** PROBLEM TO WORK ON **
The data below must be copied in full and without any change.

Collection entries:
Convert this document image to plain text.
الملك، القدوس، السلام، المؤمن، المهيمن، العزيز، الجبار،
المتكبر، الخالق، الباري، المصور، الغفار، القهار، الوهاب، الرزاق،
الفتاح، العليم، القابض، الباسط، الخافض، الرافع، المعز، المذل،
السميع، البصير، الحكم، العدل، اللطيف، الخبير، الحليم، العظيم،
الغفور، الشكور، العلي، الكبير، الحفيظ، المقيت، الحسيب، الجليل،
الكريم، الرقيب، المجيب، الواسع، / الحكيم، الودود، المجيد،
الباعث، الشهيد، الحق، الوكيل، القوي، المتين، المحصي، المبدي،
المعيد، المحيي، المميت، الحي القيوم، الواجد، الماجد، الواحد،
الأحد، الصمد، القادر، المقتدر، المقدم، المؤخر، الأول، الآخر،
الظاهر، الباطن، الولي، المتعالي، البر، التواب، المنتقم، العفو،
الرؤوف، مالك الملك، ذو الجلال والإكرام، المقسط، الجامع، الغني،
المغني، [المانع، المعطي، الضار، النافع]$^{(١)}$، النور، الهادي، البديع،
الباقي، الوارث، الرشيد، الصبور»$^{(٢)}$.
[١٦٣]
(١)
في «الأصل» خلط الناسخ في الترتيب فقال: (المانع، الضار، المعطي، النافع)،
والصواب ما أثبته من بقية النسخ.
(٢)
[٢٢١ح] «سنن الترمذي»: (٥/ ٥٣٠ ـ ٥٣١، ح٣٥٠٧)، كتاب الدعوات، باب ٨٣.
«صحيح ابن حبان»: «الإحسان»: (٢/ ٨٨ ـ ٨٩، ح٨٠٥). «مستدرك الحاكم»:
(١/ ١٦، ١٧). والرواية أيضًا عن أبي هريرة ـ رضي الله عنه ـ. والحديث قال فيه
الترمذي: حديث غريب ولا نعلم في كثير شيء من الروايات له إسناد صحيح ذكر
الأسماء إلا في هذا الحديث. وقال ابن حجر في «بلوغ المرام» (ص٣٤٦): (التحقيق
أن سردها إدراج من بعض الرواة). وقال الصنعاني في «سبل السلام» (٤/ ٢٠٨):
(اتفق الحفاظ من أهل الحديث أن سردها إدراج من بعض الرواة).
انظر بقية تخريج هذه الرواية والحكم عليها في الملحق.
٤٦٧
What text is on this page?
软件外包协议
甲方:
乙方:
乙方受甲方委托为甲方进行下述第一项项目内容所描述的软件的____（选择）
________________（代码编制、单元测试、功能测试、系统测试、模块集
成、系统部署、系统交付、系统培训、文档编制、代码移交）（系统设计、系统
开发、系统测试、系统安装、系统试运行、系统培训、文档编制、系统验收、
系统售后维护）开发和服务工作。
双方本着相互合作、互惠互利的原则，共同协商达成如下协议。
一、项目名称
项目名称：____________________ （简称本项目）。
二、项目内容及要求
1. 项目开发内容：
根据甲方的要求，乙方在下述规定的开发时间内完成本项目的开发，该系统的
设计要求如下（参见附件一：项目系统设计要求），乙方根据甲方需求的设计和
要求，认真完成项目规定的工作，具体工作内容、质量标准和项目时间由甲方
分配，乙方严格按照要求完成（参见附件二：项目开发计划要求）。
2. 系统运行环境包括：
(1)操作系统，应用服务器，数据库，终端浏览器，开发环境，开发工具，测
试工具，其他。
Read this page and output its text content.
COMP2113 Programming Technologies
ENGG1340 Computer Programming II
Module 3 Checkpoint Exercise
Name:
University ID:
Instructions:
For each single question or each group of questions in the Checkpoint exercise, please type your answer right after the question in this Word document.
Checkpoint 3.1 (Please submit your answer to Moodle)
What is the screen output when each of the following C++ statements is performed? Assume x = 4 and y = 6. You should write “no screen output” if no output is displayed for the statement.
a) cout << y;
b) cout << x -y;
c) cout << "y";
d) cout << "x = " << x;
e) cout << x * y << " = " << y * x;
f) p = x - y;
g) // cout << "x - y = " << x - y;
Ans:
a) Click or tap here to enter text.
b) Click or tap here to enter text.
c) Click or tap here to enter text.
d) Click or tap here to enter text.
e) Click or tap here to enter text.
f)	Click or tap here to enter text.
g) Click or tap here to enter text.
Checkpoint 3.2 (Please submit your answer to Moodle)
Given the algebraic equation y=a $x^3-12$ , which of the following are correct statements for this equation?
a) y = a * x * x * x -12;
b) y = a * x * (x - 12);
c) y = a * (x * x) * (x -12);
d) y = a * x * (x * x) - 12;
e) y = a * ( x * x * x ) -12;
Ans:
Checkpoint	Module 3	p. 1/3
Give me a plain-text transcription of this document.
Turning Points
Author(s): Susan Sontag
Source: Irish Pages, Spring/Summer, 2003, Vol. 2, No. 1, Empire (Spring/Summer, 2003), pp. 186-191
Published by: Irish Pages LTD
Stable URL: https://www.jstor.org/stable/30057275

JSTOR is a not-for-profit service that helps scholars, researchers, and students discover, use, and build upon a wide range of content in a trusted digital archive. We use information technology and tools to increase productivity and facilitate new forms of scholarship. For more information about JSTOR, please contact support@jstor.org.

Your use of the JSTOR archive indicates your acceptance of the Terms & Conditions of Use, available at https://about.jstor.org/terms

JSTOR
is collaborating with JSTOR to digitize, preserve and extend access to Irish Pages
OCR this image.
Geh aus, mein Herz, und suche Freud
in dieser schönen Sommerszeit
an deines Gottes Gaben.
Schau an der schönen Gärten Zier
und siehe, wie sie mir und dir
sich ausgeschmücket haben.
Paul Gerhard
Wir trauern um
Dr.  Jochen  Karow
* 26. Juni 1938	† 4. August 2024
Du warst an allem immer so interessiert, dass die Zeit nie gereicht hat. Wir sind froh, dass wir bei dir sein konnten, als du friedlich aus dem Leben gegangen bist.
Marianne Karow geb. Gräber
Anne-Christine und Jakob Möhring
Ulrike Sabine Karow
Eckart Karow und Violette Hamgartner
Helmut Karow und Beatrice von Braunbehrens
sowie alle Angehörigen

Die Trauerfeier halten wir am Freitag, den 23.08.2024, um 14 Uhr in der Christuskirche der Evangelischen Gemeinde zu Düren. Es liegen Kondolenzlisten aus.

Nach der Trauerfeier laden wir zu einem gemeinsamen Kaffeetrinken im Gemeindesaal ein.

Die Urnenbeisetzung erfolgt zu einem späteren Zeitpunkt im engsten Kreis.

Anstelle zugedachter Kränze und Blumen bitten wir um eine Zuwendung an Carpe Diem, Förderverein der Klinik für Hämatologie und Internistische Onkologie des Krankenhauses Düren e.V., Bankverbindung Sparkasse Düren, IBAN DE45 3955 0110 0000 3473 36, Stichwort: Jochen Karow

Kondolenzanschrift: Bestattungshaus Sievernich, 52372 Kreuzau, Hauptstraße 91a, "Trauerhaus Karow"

** RESPONSE **
Convert this document image to plain text.
الملك، القدوس، السلام، المؤمن، المهيمن، العزيز، الجبار،
المتكبر، الخالق، الباري، المصور، الغفار، القهار، الوهاب، الرزاق،
الفتاح، العليم، القابض، الباسط، الخافض، الرافع، المعز، المذل،
السميع، البصير، الحكم، العدل، اللطيف، الخبير، الحليم، العظيم،
الغفور، الشكور، العلي، الكبير، الحفيظ، المقيت، الحسيب، الجليل،
الكريم، الرقيب، المجيب، الواسع، / الحكيم، الودود، المجيد،
الباعث، الشهيد، الحق، الوكيل، القوي، المتين، المحصي، المبدي،
المعيد، المحيي، المميت، الحي القيوم، الواجد، الماجد، الواحد،
الأحد، الصمد، القادر، المقتدر، المقدم، المؤخر، الأول، الآخر،
الظاهر، الباطن، الولي، المتعالي، البر، التواب، المنتقم، العفو،
الرؤوف، مالك الملك، ذو الجلال والإكرام، المقسط، الجامع، الغني،
المغني، [المانع، المعطي، الضار، النافع]$^{(١)}$، النور، الهادي، البديع،
الباقي، الوارث، الرشيد، الصبور»$^{(٢)}$.
[١٦٣]
(١)
في «الأصل» خلط الناسخ في الترتيب فقال: (المانع، الضار، المعطي، النافع)،
والصواب ما أثبته من بقية النسخ.
(٢)
[٢٢١ح] «سنن الترمذي»: (٥/ ٥٣٠ ـ ٥٣١، ح٣٥٠٧)، كتاب الدعوات، باب ٨٣.
«صحيح ابن حبان»: «الإحسان»: (٢/ ٨٨ ـ ٨٩، ح٨٠٥). «مستدرك الحاكم»:
(١/ ١٦، ١٧). والرواية أيضًا عن أبي هريرة ـ رضي الله عنه ـ. والحديث قال فيه
الترمذي: حديث غريب ولا نعلم في كثير شيء من الروايات له إسناد صحيح ذكر
الأسماء إلا في هذا الحديث. وقال ابن حجر في «بلوغ المرام» (ص٣٤٦): (التحقيق
أن سردها إدراج من بعض الرواة). وقال الصنعاني في «سبل السلام» (٤/ ٢٠٨):
(اتفق الحفاظ من أهل الحديث أن سردها إدراج من بعض الرواة).
انظر بقية تخريج هذه الرواية والحكم عليها في الملحق.
٤٦٧
What text is on this page?
软件外包协议
甲方:
乙方:
乙方受甲方委托为甲方进行下述第一项项目内容所描述的软件的____（选择）
________________（代码编制、单元测试、功能测试、系统测试、模块集
成、系统部署、系统交付、系统培训、文档编制、代码移交）（系统设计、系统
开发、系统测试、系统安装、系统试运行、系统培训、文档编制、系统验收、
系统售后维护）开发和服务工作。
双方本着相互合作、互惠互利的原则，共同协商达成如下协议。
一、项目名称
项目名称：____________________ （简称本项目）。
二、项目内容及要求
1. 项目开发内容：
根据甲方的要求，乙方在下述规定的开发时间内完成本项目的开发，该系统的
设计要求如下（参见附件一：项目系统设计要求），乙方根据甲方需求的设计和
要求，认真完成项目规定的工作，具体工作内容、质量标准和项目时间由甲方
分配，乙方严格按照要求完成（参见附件二：项目开发计划要求）。
2. 系统运行环境包括：
(1)操作系统，应用服务器，数据库，终端浏览器，开发环境，开发工具，测
试工具，其他。
Read this page and output its text content.
COMP2113 Programming Technologies
ENGG1340 Computer Programming II
Module 3 Checkpoint Exercise
Name:
University ID:
Instructions:
For each single question or each group of questions in the Checkpoint exercise, please type your answer right after the question in this Word document.
Checkpoint 3.1 (Please submit your answer to Moodle)
What is the screen output when each of the following C++ statements is performed? Assume x = 4 and y = 6. You should write “no screen output” if no output is displayed for the statement.
a) cout << y;
b) cout << x -y;
c) cout << "y";
d) cout << "x = " << x;
e) cout << x * y << " = " << y * x;
f) p = x - y;
g) // cout << "x - y = " << x - y;
Ans:
a) Click or tap here to enter text.
b) Click or tap here to enter text.
c) Click or tap here to enter text.
d) Click or tap here to enter text.
e) Click or tap here to enter text.
f)	Click or tap here to enter text.
g) Click or tap here to enter text.
Checkpoint 3.2 (Please submit your answer to Moodle)
Given the algebraic equation y=a $x^3-12$ , which of the following are correct statements for this equation?
a) y = a * x * x * x -12;
b) y = a * x * (x - 12);
c) y = a * (x * x) * (x -12);
d) y = a * x * (x * x) - 12;
e) y = a * ( x * x * x ) -12;
Ans:
Checkpoint	Module 3	p. 1/3
Give me a plain-text transcription of this document.
Turning Points
Author(s): Susan Sontag
Source: Irish Pages, Spring/Summer, 2003, Vol. 2, No. 1, Empire (Spring/Summer, 2003), pp. 186-191
Published by: Irish Pages LTD
Stable URL: https://www.jstor.org/stable/30057275

JSTOR is a not-for-profit service that helps scholars, researchers, and students discover, use, and build upon a wide range of content in a trusted digital archive. We use information technology and tools to increase productivity and facilitate new forms of scholarship. For more information about JSTOR, please contact support@jstor.org.

Your use of the JSTOR archive indicates your acceptance of the Terms & Conditions of Use, available at https://about.jstor.org/terms

JSTOR
is collaborating with JSTOR to digitize, preserve and extend access to Irish Pages
OCR this image.
Geh aus, mein Herz, und suche Freud
in dieser schönen Sommerszeit
an deines Gottes Gaben.
Schau an der schönen Gärten Zier
und siehe, wie sie mir und dir
sich ausgeschmücket haben.
Paul Gerhard
Wir trauern um
Dr.  Jochen  Karow
* 26. Juni 1938	† 4. August 2024
Du warst an allem immer so interessiert, dass die Zeit nie gereicht hat. Wir sind froh, dass wir bei dir sein konnten, als du friedlich aus dem Leben gegangen bist.
Marianne Karow geb. Gräber
Anne-Christine und Jakob Möhring
Ulrike Sabine Karow
Eckart Karow und Violette Hamgartner
Helmut Karow und Beatrice von Braunbehrens
sowie alle Angehörigen

Die Trauerfeier halten wir am Freitag, den 23.08.2024, um 14 Uhr in der Christuskirche der Evangelischen Gemeinde zu Düren. Es liegen Kondolenzlisten aus.

Nach der Trauerfeier laden wir zu einem gemeinsamen Kaffeetrinken im Gemeindesaal ein.

Die Urnenbeisetzung erfolgt zu einem späteren Zeitpunkt im engsten Kreis.

Anstelle zugedachter Kränze und Blumen bitten wir um eine Zuwendung an Carpe Diem, Förderverein der Klinik für Hämatologie und Internistische Onkologie des Krankenhauses Düren e.V., Bankverbindung Sparkasse Düren, IBAN DE45 3955 0110 0000 3473 36, Stichwort: Jochen Karow

Kondolenzanschrift: Bestattungshaus Sievernich, 52372 Kreuzau, Hauptstraße 91a, "Trauerhaus Karow"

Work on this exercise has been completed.